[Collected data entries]
>>>
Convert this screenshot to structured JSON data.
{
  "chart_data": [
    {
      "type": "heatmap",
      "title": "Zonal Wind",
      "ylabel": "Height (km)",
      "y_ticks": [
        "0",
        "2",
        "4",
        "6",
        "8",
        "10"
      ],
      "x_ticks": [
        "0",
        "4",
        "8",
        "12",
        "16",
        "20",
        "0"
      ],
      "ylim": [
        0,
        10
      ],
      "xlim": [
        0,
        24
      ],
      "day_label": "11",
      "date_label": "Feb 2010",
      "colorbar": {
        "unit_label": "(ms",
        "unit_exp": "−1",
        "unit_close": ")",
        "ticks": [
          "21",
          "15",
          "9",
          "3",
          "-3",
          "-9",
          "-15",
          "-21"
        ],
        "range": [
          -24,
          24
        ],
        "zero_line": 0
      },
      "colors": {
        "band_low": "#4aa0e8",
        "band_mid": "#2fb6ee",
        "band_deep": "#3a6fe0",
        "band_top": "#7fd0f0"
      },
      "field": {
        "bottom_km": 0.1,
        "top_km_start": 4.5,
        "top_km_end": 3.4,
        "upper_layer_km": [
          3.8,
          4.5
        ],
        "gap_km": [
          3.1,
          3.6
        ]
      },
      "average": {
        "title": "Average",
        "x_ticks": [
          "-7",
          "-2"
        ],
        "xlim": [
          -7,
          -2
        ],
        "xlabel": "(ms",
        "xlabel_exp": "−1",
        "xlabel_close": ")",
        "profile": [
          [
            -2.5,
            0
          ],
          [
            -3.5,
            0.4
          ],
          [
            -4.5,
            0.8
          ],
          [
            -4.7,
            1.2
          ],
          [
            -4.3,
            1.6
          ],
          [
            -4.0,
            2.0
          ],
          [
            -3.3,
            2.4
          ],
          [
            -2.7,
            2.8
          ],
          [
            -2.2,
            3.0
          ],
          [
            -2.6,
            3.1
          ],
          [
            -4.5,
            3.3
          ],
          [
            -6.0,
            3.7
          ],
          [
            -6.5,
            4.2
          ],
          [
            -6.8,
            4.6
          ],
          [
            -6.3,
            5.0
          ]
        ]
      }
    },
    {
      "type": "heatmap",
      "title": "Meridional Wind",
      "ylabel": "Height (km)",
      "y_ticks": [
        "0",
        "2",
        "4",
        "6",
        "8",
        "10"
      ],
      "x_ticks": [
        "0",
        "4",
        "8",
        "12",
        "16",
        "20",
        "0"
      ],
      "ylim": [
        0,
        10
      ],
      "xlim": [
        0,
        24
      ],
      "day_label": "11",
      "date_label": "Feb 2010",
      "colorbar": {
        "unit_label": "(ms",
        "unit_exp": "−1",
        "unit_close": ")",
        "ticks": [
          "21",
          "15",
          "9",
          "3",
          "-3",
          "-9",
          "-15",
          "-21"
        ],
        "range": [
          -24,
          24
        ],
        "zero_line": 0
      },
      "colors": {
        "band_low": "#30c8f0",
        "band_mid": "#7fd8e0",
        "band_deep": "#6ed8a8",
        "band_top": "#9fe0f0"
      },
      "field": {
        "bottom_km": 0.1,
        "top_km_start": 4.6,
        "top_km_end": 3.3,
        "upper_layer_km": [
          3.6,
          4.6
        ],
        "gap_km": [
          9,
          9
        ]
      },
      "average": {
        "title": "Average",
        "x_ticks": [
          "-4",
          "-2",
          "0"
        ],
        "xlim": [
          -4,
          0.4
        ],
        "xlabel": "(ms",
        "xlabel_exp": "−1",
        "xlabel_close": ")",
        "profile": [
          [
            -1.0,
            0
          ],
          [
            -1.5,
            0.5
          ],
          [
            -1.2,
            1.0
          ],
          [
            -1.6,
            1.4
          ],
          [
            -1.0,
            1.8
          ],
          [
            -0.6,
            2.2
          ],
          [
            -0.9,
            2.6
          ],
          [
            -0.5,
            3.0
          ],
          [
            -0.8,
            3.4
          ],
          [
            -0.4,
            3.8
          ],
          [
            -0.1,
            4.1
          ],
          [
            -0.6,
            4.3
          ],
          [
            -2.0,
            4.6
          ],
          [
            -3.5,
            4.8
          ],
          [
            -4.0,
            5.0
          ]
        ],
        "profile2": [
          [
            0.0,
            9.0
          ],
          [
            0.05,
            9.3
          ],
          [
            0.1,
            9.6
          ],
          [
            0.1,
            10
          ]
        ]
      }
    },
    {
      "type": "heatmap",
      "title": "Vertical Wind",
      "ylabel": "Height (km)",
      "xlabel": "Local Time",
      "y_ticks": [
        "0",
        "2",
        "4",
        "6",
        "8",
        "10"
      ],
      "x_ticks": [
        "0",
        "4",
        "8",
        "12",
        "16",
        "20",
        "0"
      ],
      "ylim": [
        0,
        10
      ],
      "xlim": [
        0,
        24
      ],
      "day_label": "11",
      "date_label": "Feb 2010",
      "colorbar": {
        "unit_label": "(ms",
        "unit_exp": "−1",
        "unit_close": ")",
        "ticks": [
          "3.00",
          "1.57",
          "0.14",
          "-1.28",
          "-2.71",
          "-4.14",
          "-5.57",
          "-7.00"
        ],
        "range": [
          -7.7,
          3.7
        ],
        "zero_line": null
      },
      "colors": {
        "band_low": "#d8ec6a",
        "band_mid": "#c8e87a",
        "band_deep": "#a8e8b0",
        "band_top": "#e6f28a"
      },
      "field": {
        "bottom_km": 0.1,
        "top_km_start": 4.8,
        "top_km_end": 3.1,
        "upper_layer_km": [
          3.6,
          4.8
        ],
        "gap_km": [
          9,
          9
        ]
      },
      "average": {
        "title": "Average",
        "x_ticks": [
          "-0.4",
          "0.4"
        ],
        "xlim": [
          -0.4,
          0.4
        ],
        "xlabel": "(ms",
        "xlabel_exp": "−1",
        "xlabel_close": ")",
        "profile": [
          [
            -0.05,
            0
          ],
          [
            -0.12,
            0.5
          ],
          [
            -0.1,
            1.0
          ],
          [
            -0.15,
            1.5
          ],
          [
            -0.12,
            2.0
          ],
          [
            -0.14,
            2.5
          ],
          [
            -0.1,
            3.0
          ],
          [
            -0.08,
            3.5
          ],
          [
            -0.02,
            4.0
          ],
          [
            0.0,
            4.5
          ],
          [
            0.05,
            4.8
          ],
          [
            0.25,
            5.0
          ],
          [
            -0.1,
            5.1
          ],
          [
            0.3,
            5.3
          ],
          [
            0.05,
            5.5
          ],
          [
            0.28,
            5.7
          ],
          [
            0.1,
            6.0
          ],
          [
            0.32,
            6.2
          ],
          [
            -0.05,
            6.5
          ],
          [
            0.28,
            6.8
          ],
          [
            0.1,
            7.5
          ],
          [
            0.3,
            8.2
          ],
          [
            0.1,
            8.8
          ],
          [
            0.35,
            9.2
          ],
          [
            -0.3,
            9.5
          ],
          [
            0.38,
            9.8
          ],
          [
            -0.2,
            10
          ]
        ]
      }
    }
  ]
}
<<<
» **TASK OBJECTIVE**:
The entries above must be returned in full, exactly as shown.

» **OUTPUT FOR THIS TASK**:
Convert this screenshot to structured JSON data.
{
  "chart_data": [
    {
      "type": "heatmap",
      "title": "Zonal Wind",
      "ylabel": "Height (km)",
      "y_ticks": [
        "0",
        "2",
        "4",
        "6",
        "8",
        "10"
      ],
      "x_ticks": [
        "0",
        "4",
        "8",
        "12",
        "16",
        "20",
        "0"
      ],
      "ylim": [
        0,
        10
      ],
      "xlim": [
        0,
        24
      ],
      "day_label": "11",
      "date_label": "Feb 2010",
      "colorbar": {
        "unit_label": "(ms",
        "unit_exp": "−1",
        "unit_close": ")",
        "ticks": [
          "21",
          "15",
          "9",
          "3",
          "-3",
          "-9",
          "-15",
          "-21"
        ],
        "range": [
          -24,
          24
        ],
        "zero_line": 0
      },
      "colors": {
        "band_low": "#4aa0e8",
        "band_mid": "#2fb6ee",
        "band_deep": "#3a6fe0",
        "band_top": "#7fd0f0"
      },
      "field": {
        "bottom_km": 0.1,
        "top_km_start": 4.5,
        "top_km_end": 3.4,
        "upper_layer_km": [
          3.8,
          4.5
        ],
        "gap_km": [
          3.1,
          3.6
        ]
      },
      "average": {
        "title": "Average",
        "x_ticks": [
          "-7",
          "-2"
        ],
        "xlim": [
          -7,
          -2
        ],
        "xlabel": "(ms",
        "xlabel_exp": "−1",
        "xlabel_close": ")",
        "profile": [
          [
            -2.5,
            0
          ],
          [
            -3.5,
            0.4
          ],
          [
            -4.5,
            0.8
          ],
          [
            -4.7,
            1.2
          ],
          [
            -4.3,
            1.6
          ],
          [
            -4.0,
            2.0
          ],
          [
            -3.3,
            2.4
          ],
          [
            -2.7,
            2.8
          ],
          [
            -2.2,
            3.0
          ],
          [
            -2.6,
            3.1
          ],
          [
            -4.5,
            3.3
          ],
          [
            -6.0,
            3.7
          ],
          [
            -6.5,
            4.2
          ],
          [
            -6.8,
            4.6
          ],
          [
            -6.3,
            5.0
          ]
        ]
      }
    },
    {
      "type": "heatmap",
      "title": "Meridional Wind",
      "ylabel": "Height (km)",
      "y_ticks": [
        "0",
        "2",
        "4",
        "6",
        "8",
        "10"
      ],
      "x_ticks": [
        "0",
        "4",
        "8",
        "12",
        "16",
        "20",
        "0"
      ],
      "ylim": [
        0,
        10
      ],
      "xlim": [
        0,
        24
      ],
      "day_label": "11",
      "date_label": "Feb 2010",
      "colorbar": {
        "unit_label": "(ms",
        "unit_exp": "−1",
        "unit_close": ")",
        "ticks": [
          "21",
          "15",
          "9",
          "3",
          "-3",
          "-9",
          "-15",
          "-21"
        ],
        "range": [
          -24,
          24
        ],
        "zero_line": 0
      },
      "colors": {
        "band_low": "#30c8f0",
        "band_mid": "#7fd8e0",
        "band_deep": "#6ed8a8",
        "band_top": "#9fe0f0"
      },
      "field": {
        "bottom_km": 0.1,
        "top_km_start": 4.6,
        "top_km_end": 3.3,
        "upper_layer_km": [
          3.6,
          4.6
        ],
        "gap_km": [
          9,
          9
        ]
      },
      "average": {
        "title": "Average",
        "x_ticks": [
          "-4",
          "-2",
          "0"
        ],
        "xlim": [
          -4,
          0.4
        ],
        "xlabel": "(ms",
        "xlabel_exp": "−1",
        "xlabel_close": ")",
        "profile": [
          [
            -1.0,
            0
          ],
          [
            -1.5,
            0.5
          ],
          [
            -1.2,
            1.0
          ],
          [
            -1.6,
            1.4
          ],
          [
            -1.0,
            1.8
          ],
          [
            -0.6,
            2.2
          ],
          [
            -0.9,
            2.6
          ],
          [
            -0.5,
            3.0
          ],
          [
            -0.8,
            3.4
          ],
          [
            -0.4,
            3.8
          ],
          [
            -0.1,
            4.1
          ],
          [
            -0.6,
            4.3
          ],
          [
            -2.0,
            4.6
          ],
          [
            -3.5,
            4.8
          ],
          [
            -4.0,
            5.0
          ]
        ],
        "profile2": [
          [
            0.0,
            9.0
          ],
          [
            0.05,
            9.3
          ],
          [
            0.1,
            9.6
          ],
          [
            0.1,
            10
          ]
        ]
      }
    },
    {
      "type": "heatmap",
      "title": "Vertical Wind",
      "ylabel": "Height (km)",
      "xlabel": "Local Time",
      "y_ticks": [
        "0",
        "2",
        "4",
        "6",
        "8",
        "10"
      ],
      "x_ticks": [
        "0",
        "4",
        "8",
        "12",
        "16",
        "20",
        "0"
      ],
      "ylim": [
        0,
        10
      ],
      "xlim": [
        0,
        24
      ],
      "day_label": "11",
      "date_label": "Feb 2010",
      "colorbar": {
        "unit_label": "(ms",
        "unit_exp": "−1",
        "unit_close": ")",
        "ticks": [
          "3.00",
          "1.57",
          "0.14",
          "-1.28",
          "-2.71",
          "-4.14",
          "-5.57",
          "-7.00"
        ],
        "range": [
          -7.7,
          3.7
        ],
        "zero_line": null
      },
      "colors": {
        "band_low": "#d8ec6a",
        "band_mid": "#c8e87a",
        "band_deep": "#a8e8b0",
        "band_top": "#e6f28a"
      },
      "field": {
        "bottom_km": 0.1,
        "top_km_start": 4.8,
        "top_km_end": 3.1,
        "upper_layer_km": [
          3.6,
          4.8
        ],
        "gap_km": [
          9,
          9
        ]
      },
      "average": {
        "title": "Average",
        "x_ticks": [
          "-0.4",
          "0.4"
        ],
        "xlim": [
          -0.4,
          0.4
        ],
        "xlabel": "(ms",
        "xlabel_exp": "−1",
        "xlabel_close": ")",
        "profile": [
          [
            -0.05,
            0
          ],
          [
            -0.12,
            0.5
          ],
          [
            -0.1,
            1.0
          ],
          [
            -0.15,
            1.5
          ],
          [
            -0.12,
            2.0
          ],
          [
            -0.14,
            2.5
          ],
          [
            -0.1,
            3.0
          ],
          [
            -0.08,
            3.5
          ],
          [
            -0.02,
            4.0
          ],
          [
            0.0,
            4.5
          ],
          [
            0.05,
            4.8
          ],
          [
            0.25,
            5.0
          ],
          [
            -0.1,
            5.1
          ],
          [
            0.3,
            5.3
          ],
          [
            0.05,
            5.5
          ],
          [
            0.28,
            5.7
          ],
          [
            0.1,
            6.0
          ],
          [
            0.32,
            6.2
          ],
          [
            -0.05,
            6.5
          ],
          [
            0.28,
            6.8
          ],
          [
            0.1,
            7.5
          ],
          [
            0.3,
            8.2
          ],
          [
            0.1,
            8.8
          ],
          [
            0.35,
            9.2
          ],
          [
            -0.3,
            9.5
          ],
          [
            0.38,
            9.8
          ],
          [
            -0.2,
            10
          ]
        ]
      }
    }
  ]
}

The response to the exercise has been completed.